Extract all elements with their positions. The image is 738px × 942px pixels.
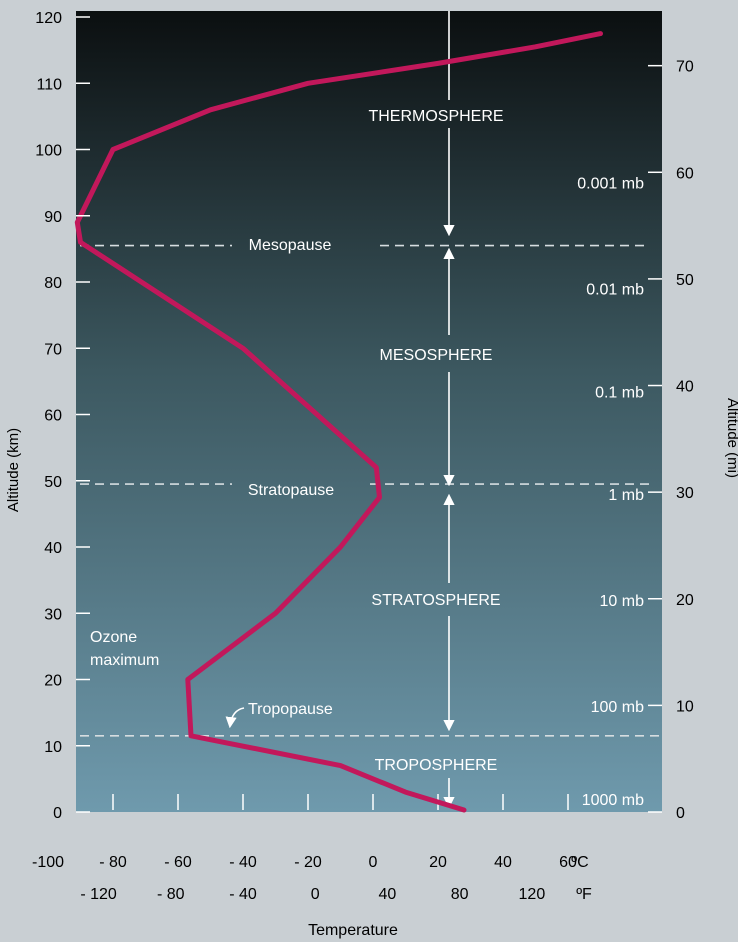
x-tick-label-fahrenheit: - 40 — [229, 886, 257, 903]
y-tick-label-right: 30 — [676, 485, 694, 502]
x-tick-label-fahrenheit: 0 — [311, 886, 320, 903]
pressure-level-label: 1 mb — [608, 487, 644, 504]
pressure-level-label: 100 mb — [591, 699, 644, 716]
plot-background — [76, 11, 662, 812]
y-tick-label-right: 50 — [676, 272, 694, 289]
x-tick-label-fahrenheit: - 80 — [157, 886, 185, 903]
y-axis-left-title: Altitude (km) — [5, 428, 22, 512]
pressure-level-label: 10 mb — [600, 593, 645, 610]
x-tick-label-fahrenheit: 80 — [451, 886, 469, 903]
y-tick-label-left: 60 — [44, 408, 62, 425]
x-tick-label-celsius: -100 — [32, 854, 64, 871]
x-tick-label-fahrenheit: 120 — [519, 886, 546, 903]
y-tick-label-left: 10 — [44, 739, 62, 756]
tropopause-arrow — [225, 707, 245, 729]
x-tick-label-celsius: - 40 — [229, 854, 257, 871]
y-tick-label-left: 40 — [44, 540, 62, 557]
y-tick-label-right: 70 — [676, 59, 694, 76]
pressure-level-label: 1000 mb — [582, 792, 644, 809]
pressure-level-label: 0.01 mb — [586, 282, 644, 299]
boundary-label: Stratopause — [248, 482, 334, 499]
x-tick-label-celsius: 40 — [494, 854, 512, 871]
layer-label: TROPOSPHERE — [375, 757, 498, 774]
y-tick-label-right: 60 — [676, 165, 694, 182]
ozone-label-line2: maximum — [90, 652, 159, 669]
y-tick-label-left: 120 — [35, 10, 62, 27]
layer-label: STRATOSPHERE — [371, 592, 500, 609]
y-tick-label-right: 40 — [676, 379, 694, 396]
y-tick-label-left: 80 — [44, 275, 62, 292]
x-tick-label-fahrenheit: - 120 — [80, 886, 117, 903]
pressure-level-label: 0.001 mb — [577, 176, 644, 193]
boundary-label: Mesopause — [249, 237, 332, 254]
y-tick-label-left: 90 — [44, 209, 62, 226]
ozone-label-line1: Ozone — [90, 629, 137, 646]
y-tick-label-right: 10 — [676, 698, 694, 715]
y-tick-label-left: 30 — [44, 606, 62, 623]
y-tick-label-left: 50 — [44, 474, 62, 491]
x-tick-label-celsius: - 60 — [164, 854, 192, 871]
x-tick-label-celsius: - 80 — [99, 854, 127, 871]
y-tick-label-left: 100 — [35, 143, 62, 160]
y-tick-label-left: 70 — [44, 341, 62, 358]
temperature-profile-line — [74, 31, 603, 813]
y-tick-label-left: 110 — [36, 76, 62, 93]
layer-label: MESOSPHERE — [380, 347, 493, 364]
x-tick-label-celsius: 0 — [369, 854, 378, 871]
y-axis-right-title: Altitude (mi) — [724, 398, 738, 478]
y-tick-label-right: 0 — [676, 805, 685, 822]
x-tick-label-fahrenheit: 40 — [379, 886, 397, 903]
tropopause-label: Tropopause — [248, 701, 333, 718]
y-tick-label-left: 0 — [53, 805, 62, 822]
x-axis-title: Temperature — [308, 922, 398, 939]
y-tick-label-right: 20 — [676, 592, 694, 609]
x-tick-label-celsius: 20 — [429, 854, 447, 871]
layer-label: THERMOSPHERE — [368, 108, 503, 125]
y-tick-label-left: 20 — [44, 673, 62, 690]
x-tick-label-celsius: - 20 — [294, 854, 322, 871]
celsius-unit-label: ºC — [571, 854, 588, 871]
pressure-level-label: 0.1 mb — [595, 384, 644, 401]
fahrenheit-unit-label: ºF — [576, 886, 592, 903]
x-tick-label-celsius: 60 — [559, 854, 577, 871]
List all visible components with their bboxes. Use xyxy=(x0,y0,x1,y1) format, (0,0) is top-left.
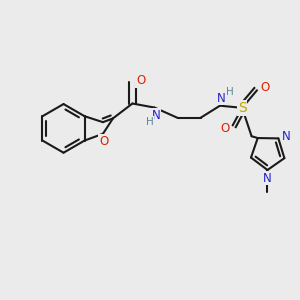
Text: N: N xyxy=(263,172,272,184)
Text: H: H xyxy=(226,87,233,97)
Text: N: N xyxy=(217,92,226,105)
Text: O: O xyxy=(99,135,108,148)
Text: O: O xyxy=(260,81,270,94)
Text: S: S xyxy=(238,101,247,115)
Text: N: N xyxy=(152,109,160,122)
Text: H: H xyxy=(146,117,154,127)
Text: O: O xyxy=(220,122,229,135)
Text: N: N xyxy=(282,130,290,143)
Text: O: O xyxy=(136,74,145,87)
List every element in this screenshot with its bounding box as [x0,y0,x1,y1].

◆ What you are asked to do: Print every line of the listing above without alteration, leaving out the pictures.

◆ Full solution:
Extract all elements with their positions. The image is 738px × 942px pixels.
x-tick-label-fahrenheit: - 40 — [229, 886, 257, 903]
y-tick-label-right: 30 — [676, 485, 694, 502]
x-tick-label-fahrenheit: 0 — [311, 886, 320, 903]
pressure-level-label: 1 mb — [608, 487, 644, 504]
pressure-level-label: 100 mb — [591, 699, 644, 716]
plot-background — [76, 11, 662, 812]
y-tick-label-right: 50 — [676, 272, 694, 289]
x-tick-label-fahrenheit: - 80 — [157, 886, 185, 903]
y-axis-left-title: Altitude (km) — [5, 428, 22, 512]
pressure-level-label: 10 mb — [600, 593, 645, 610]
x-tick-label-fahrenheit: 80 — [451, 886, 469, 903]
y-tick-label-left: 60 — [44, 408, 62, 425]
x-tick-label-celsius: -100 — [32, 854, 64, 871]
x-tick-label-fahrenheit: 120 — [519, 886, 546, 903]
y-tick-label-left: 10 — [44, 739, 62, 756]
tropopause-arrow — [225, 707, 245, 729]
x-tick-label-celsius: - 40 — [229, 854, 257, 871]
y-tick-label-left: 40 — [44, 540, 62, 557]
y-tick-label-right: 70 — [676, 59, 694, 76]
pressure-level-label: 1000 mb — [582, 792, 644, 809]
pressure-level-label: 0.01 mb — [586, 282, 644, 299]
boundary-label: Stratopause — [248, 482, 334, 499]
x-tick-label-celsius: 40 — [494, 854, 512, 871]
layer-label: TROPOSPHERE — [375, 757, 498, 774]
y-tick-label-right: 60 — [676, 165, 694, 182]
ozone-label-line2: maximum — [90, 652, 159, 669]
y-tick-label-left: 120 — [35, 10, 62, 27]
layer-label: STRATOSPHERE — [371, 592, 500, 609]
y-tick-label-right: 40 — [676, 379, 694, 396]
y-tick-label-left: 80 — [44, 275, 62, 292]
x-tick-label-fahrenheit: - 120 — [80, 886, 117, 903]
pressure-level-label: 0.001 mb — [577, 176, 644, 193]
boundary-label: Mesopause — [249, 237, 332, 254]
y-tick-label-left: 90 — [44, 209, 62, 226]
ozone-label-line1: Ozone — [90, 629, 137, 646]
y-tick-label-right: 10 — [676, 698, 694, 715]
y-tick-label-left: 30 — [44, 606, 62, 623]
y-tick-label-left: 50 — [44, 474, 62, 491]
x-tick-label-celsius: - 60 — [164, 854, 192, 871]
x-tick-label-celsius: - 80 — [99, 854, 127, 871]
y-tick-label-left: 100 — [35, 143, 62, 160]
y-tick-label-left: 70 — [44, 341, 62, 358]
temperature-profile-line — [74, 31, 603, 813]
y-tick-label-left: 110 — [36, 76, 62, 93]
layer-label: MESOSPHERE — [380, 347, 493, 364]
x-tick-label-celsius: 0 — [369, 854, 378, 871]
y-axis-right-title: Altitude (mi) — [724, 398, 738, 478]
y-tick-label-right: 0 — [676, 805, 685, 822]
x-tick-label-fahrenheit: 40 — [379, 886, 397, 903]
tropopause-label: Tropopause — [248, 701, 333, 718]
y-tick-label-left: 0 — [53, 805, 62, 822]
x-axis-title: Temperature — [308, 922, 398, 939]
y-tick-label-right: 20 — [676, 592, 694, 609]
x-tick-label-celsius: 20 — [429, 854, 447, 871]
layer-label: THERMOSPHERE — [368, 108, 503, 125]
y-tick-label-left: 20 — [44, 673, 62, 690]
x-tick-label-celsius: - 20 — [294, 854, 322, 871]
celsius-unit-label: ºC — [571, 854, 588, 871]
pressure-level-label: 0.1 mb — [595, 384, 644, 401]
fahrenheit-unit-label: ºF — [576, 886, 592, 903]
x-tick-label-celsius: 60 — [559, 854, 577, 871]
List all visible components with their bboxes. Use xyxy=(x0,y0,x1,y1) format, (0,0) is top-left.
Text: N: N xyxy=(263,172,272,184)
Text: H: H xyxy=(226,87,233,97)
Text: N: N xyxy=(217,92,226,105)
Text: O: O xyxy=(99,135,108,148)
Text: O: O xyxy=(260,81,270,94)
Text: S: S xyxy=(238,101,247,115)
Text: N: N xyxy=(152,109,160,122)
Text: H: H xyxy=(146,117,154,127)
Text: O: O xyxy=(220,122,229,135)
Text: N: N xyxy=(282,130,290,143)
Text: O: O xyxy=(136,74,145,87)
List every element in this screenshot with its bounding box as [x0,y0,x1,y1].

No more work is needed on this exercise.